● Requirement:
From the entries that follow, extract each line holding the string "ylabel".

● Dataset entries:
***
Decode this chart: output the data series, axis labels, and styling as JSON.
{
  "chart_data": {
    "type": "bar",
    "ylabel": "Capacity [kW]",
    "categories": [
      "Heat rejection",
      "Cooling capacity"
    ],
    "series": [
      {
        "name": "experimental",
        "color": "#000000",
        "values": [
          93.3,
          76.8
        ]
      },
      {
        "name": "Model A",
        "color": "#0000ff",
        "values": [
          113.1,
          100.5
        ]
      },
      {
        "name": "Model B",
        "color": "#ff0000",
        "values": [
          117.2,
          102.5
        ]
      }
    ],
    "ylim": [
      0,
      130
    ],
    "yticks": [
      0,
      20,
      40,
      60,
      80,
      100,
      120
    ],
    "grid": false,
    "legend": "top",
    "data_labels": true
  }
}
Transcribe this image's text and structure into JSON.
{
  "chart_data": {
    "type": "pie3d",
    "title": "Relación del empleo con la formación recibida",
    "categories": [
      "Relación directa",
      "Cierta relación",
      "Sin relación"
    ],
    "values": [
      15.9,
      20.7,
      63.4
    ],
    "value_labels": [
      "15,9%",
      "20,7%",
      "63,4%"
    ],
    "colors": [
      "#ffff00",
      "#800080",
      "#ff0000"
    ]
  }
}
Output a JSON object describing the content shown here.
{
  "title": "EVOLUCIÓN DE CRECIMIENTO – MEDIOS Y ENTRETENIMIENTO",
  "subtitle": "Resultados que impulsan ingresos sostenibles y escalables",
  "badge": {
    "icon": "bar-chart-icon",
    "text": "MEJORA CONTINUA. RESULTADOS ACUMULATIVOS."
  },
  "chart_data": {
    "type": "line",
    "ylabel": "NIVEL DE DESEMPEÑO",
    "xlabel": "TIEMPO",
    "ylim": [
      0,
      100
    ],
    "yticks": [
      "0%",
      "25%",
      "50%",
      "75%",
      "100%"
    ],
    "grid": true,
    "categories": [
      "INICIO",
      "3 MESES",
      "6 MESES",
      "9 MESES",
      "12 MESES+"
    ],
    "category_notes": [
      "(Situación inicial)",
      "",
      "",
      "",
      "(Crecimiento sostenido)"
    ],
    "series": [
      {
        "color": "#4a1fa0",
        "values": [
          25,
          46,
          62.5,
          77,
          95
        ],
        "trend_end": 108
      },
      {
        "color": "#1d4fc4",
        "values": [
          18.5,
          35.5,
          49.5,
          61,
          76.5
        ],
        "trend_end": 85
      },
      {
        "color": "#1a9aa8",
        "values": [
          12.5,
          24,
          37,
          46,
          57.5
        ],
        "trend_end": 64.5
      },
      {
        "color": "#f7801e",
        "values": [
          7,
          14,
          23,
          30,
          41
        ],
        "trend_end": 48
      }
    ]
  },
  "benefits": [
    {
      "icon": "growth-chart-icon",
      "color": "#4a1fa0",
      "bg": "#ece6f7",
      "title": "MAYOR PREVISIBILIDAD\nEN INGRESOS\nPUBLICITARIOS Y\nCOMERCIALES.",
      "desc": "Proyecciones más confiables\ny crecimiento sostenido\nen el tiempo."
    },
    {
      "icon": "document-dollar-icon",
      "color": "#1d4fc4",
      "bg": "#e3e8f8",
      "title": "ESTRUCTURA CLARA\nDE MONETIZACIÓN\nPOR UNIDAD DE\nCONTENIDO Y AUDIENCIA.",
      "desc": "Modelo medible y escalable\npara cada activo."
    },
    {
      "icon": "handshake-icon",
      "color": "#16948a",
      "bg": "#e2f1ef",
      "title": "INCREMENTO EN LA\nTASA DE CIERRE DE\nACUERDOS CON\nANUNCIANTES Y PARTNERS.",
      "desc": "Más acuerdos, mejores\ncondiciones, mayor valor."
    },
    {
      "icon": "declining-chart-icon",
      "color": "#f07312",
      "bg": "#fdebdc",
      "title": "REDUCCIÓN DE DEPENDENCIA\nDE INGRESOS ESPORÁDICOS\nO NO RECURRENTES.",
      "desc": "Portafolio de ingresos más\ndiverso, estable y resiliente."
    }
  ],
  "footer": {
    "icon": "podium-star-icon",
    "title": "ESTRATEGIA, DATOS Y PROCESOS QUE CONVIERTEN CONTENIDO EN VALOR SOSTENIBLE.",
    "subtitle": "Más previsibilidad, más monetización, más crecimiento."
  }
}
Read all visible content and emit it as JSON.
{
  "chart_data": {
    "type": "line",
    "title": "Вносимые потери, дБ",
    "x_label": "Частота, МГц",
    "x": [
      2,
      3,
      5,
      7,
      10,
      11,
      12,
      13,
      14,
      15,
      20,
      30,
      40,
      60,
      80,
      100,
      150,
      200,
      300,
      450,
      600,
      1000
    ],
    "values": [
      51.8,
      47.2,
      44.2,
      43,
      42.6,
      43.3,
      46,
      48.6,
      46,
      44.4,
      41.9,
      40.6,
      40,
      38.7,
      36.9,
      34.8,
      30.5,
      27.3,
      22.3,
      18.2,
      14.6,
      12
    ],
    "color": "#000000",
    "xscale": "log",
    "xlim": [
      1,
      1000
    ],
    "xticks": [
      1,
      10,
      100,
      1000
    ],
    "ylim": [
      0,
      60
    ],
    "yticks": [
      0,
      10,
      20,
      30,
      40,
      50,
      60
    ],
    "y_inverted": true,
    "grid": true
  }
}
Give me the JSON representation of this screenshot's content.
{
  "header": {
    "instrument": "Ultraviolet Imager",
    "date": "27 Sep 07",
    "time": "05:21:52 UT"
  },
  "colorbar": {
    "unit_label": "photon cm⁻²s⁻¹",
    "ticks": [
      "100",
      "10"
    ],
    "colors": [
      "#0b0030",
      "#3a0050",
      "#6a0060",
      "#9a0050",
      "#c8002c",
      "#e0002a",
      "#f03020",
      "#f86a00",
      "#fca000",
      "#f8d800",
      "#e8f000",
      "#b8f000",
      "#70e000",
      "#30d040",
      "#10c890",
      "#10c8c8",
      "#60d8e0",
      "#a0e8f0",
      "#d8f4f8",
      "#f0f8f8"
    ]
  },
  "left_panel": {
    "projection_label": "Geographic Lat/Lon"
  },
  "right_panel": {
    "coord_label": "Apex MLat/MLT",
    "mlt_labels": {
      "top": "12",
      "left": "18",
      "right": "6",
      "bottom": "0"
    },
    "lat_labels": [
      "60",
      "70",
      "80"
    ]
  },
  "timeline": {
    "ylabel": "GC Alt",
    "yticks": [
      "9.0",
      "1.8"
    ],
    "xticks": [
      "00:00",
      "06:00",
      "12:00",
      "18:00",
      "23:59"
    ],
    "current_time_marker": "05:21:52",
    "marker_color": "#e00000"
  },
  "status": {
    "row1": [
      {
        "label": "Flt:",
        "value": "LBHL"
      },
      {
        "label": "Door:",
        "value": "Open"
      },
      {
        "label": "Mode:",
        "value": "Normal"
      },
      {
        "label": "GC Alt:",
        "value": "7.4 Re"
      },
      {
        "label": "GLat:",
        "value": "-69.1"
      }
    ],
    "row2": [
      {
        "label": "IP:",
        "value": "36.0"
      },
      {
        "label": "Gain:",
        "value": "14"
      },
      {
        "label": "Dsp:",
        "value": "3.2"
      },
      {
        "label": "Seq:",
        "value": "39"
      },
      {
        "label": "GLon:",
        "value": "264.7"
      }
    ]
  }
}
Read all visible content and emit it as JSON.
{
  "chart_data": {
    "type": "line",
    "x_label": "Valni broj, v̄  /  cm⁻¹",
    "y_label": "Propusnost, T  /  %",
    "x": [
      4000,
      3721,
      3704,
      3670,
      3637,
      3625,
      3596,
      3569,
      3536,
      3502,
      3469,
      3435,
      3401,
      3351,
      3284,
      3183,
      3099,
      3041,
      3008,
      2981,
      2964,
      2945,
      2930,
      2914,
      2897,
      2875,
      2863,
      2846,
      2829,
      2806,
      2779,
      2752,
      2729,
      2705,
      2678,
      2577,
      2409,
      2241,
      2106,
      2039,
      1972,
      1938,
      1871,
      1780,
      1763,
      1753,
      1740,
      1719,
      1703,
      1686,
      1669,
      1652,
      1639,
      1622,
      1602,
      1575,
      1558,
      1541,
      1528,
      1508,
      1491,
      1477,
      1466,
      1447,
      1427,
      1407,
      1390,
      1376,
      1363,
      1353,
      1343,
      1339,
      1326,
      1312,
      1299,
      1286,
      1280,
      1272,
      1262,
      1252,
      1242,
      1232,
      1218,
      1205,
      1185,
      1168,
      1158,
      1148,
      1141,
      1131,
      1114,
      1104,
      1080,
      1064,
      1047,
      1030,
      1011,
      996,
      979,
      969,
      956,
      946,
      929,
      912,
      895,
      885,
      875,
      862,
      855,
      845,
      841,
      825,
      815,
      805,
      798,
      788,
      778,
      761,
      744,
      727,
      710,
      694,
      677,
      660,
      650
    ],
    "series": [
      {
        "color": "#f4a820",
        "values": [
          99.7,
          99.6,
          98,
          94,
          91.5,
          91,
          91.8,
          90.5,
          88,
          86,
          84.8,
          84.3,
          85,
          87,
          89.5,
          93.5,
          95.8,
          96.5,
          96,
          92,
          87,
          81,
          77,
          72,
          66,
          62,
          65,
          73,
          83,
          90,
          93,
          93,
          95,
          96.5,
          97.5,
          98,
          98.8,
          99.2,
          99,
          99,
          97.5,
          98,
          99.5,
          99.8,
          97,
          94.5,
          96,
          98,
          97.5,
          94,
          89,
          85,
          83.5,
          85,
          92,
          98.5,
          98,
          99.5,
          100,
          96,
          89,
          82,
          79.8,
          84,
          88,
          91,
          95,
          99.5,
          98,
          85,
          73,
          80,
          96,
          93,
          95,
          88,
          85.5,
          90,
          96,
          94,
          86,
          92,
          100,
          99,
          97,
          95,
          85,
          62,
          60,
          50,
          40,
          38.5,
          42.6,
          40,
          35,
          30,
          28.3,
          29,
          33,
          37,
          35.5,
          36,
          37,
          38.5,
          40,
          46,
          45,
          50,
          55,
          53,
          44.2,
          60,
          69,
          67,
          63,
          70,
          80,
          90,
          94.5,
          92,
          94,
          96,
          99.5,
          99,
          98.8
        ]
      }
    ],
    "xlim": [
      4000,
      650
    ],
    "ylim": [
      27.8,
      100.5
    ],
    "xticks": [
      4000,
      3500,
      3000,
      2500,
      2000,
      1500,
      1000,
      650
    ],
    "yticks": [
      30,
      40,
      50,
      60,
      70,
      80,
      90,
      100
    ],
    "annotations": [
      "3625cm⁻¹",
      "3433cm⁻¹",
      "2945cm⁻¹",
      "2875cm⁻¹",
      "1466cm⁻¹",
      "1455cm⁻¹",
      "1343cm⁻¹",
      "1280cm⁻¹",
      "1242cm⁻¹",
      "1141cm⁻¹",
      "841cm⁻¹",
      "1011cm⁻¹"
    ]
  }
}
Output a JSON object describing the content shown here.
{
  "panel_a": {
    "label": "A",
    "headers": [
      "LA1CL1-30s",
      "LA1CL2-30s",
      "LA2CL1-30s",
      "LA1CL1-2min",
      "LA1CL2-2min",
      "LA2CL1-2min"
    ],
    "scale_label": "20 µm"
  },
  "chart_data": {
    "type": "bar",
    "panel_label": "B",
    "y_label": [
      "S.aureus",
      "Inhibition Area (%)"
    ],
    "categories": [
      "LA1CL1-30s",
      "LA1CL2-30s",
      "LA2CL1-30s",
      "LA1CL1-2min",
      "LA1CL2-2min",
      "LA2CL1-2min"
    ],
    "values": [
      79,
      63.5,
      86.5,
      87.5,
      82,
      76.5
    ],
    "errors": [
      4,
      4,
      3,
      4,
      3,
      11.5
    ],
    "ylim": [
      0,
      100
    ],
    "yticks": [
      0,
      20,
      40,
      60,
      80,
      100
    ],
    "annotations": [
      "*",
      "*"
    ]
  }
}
***
● Answer to this exercise:
    "ylabel": "Capacity [kW]",
    "ylabel": "NIVEL DE DESEMPEÑO",
    "ylabel": "GC Alt",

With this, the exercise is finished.